* WHAT THIS TASK INVOLVES *
Below are some records; retype all of them exactly.

↓↓↓

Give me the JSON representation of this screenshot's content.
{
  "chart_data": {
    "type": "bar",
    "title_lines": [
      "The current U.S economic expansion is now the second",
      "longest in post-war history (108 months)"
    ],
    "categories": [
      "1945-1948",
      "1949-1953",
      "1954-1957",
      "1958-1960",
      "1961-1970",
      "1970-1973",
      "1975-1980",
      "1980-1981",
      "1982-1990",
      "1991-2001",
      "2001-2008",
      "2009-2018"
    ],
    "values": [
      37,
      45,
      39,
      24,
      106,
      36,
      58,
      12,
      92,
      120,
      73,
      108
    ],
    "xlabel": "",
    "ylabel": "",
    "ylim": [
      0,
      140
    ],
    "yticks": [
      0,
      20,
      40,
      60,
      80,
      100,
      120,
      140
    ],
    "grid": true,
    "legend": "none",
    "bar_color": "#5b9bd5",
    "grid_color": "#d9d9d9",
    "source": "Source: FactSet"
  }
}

↑↑↑

* FINISHED TASK *
Give me the JSON representation of this screenshot's content.
{
  "chart_data": {
    "type": "bar",
    "title_lines": [
      "The current U.S economic expansion is now the second",
      "longest in post-war history (108 months)"
    ],
    "categories": [
      "1945-1948",
      "1949-1953",
      "1954-1957",
      "1958-1960",
      "1961-1970",
      "1970-1973",
      "1975-1980",
      "1980-1981",
      "1982-1990",
      "1991-2001",
      "2001-2008",
      "2009-2018"
    ],
    "values": [
      37,
      45,
      39,
      24,
      106,
      36,
      58,
      12,
      92,
      120,
      73,
      108
    ],
    "xlabel": "",
    "ylabel": "",
    "ylim": [
      0,
      140
    ],
    "yticks": [
      0,
      20,
      40,
      60,
      80,
      100,
      120,
      140
    ],
    "grid": true,
    "legend": "none",
    "bar_color": "#5b9bd5",
    "grid_color": "#d9d9d9",
    "source": "Source: FactSet"
  }
}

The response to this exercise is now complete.